Lines containing the word "為替評価差益勘定" are the ones to copy from the records below.

[Extracted data entries]
——————
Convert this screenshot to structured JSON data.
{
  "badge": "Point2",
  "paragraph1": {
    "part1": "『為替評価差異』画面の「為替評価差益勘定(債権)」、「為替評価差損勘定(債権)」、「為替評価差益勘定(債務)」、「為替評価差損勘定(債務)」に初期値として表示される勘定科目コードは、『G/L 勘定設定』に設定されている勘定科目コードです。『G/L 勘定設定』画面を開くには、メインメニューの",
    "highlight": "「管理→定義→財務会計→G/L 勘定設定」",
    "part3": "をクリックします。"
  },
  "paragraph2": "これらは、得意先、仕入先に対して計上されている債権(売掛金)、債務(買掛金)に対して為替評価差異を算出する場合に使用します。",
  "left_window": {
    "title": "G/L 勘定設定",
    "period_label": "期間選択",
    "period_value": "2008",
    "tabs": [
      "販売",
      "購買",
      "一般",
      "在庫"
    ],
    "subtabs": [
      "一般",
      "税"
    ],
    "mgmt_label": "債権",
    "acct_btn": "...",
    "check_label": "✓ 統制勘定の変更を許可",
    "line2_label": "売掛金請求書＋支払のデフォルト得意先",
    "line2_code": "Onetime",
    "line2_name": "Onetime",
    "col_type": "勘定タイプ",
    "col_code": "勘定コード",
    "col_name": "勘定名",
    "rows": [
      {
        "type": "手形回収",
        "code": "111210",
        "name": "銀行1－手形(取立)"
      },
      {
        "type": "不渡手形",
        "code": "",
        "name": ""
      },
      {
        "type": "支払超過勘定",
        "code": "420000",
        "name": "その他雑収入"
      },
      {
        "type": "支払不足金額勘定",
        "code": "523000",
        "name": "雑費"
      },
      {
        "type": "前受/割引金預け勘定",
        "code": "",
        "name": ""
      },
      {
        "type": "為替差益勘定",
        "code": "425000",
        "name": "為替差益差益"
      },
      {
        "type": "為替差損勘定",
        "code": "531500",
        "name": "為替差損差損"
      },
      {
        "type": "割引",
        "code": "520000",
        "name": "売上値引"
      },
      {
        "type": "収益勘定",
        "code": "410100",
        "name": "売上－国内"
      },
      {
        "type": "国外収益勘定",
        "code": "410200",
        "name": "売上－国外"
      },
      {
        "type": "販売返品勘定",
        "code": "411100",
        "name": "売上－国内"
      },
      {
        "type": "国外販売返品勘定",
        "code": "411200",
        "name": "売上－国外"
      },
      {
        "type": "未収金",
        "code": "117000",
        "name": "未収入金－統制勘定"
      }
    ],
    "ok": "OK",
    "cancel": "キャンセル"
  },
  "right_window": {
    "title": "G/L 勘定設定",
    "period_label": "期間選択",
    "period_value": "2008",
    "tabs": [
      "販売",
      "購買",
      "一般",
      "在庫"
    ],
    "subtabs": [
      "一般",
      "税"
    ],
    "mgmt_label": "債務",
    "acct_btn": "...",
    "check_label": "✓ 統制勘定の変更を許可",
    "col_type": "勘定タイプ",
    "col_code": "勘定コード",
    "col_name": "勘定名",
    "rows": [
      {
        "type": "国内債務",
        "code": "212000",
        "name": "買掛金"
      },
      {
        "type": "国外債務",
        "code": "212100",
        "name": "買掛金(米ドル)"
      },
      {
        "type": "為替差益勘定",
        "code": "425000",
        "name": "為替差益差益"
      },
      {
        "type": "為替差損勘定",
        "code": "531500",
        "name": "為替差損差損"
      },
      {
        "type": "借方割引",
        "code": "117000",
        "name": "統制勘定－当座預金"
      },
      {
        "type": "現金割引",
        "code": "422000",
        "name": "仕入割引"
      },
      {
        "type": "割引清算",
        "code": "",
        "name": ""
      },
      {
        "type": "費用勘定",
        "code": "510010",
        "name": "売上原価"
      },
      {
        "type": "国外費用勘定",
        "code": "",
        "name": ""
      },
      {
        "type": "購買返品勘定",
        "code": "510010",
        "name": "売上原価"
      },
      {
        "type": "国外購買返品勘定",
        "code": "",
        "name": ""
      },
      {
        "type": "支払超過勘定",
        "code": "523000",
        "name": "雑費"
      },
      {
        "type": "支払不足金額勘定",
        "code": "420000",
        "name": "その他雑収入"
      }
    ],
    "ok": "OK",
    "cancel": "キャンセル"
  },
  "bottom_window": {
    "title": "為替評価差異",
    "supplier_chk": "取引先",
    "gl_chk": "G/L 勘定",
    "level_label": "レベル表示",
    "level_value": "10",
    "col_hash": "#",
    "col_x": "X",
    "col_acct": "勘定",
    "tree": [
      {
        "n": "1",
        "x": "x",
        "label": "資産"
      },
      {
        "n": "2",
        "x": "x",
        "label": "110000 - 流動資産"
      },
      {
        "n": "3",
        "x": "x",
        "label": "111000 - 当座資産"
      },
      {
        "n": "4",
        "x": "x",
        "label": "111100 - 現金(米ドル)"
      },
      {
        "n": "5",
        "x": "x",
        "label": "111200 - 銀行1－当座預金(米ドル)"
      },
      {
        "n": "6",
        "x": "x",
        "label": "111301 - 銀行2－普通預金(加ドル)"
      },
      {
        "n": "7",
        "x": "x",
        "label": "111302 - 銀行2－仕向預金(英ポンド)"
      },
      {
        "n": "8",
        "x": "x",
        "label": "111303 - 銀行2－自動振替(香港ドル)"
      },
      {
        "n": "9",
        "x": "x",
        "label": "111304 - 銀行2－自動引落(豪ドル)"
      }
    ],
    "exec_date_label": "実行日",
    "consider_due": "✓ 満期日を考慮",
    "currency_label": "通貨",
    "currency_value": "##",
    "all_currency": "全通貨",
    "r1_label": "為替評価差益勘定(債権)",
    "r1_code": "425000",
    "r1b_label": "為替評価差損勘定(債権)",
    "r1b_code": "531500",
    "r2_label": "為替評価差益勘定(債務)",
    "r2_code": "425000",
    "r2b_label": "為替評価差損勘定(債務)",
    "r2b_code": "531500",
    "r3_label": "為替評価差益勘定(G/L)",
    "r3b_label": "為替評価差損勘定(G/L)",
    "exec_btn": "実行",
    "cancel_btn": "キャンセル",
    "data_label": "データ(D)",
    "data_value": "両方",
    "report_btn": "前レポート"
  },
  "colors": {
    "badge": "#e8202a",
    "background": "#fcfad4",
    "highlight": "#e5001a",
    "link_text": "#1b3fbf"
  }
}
——————
* Expected output
    "part1": "『為替評価差異』画面の「為替評価差益勘定(債権)」、「為替評価差損勘定(債権)」、「為替評価差益勘定(債務)」、「為替評価差損勘定(債務)」に初期値として表示される勘定科目コードは、『G/L 勘定設定』に設定されている勘定科目コードです。『G/L 勘定設定』画面を開くには、メインメニューの",
    "r1_label": "為替評価差益勘定(債権)",
    "r2_label": "為替評価差益勘定(債務)",
    "r3_label": "為替評価差益勘定(G/L)",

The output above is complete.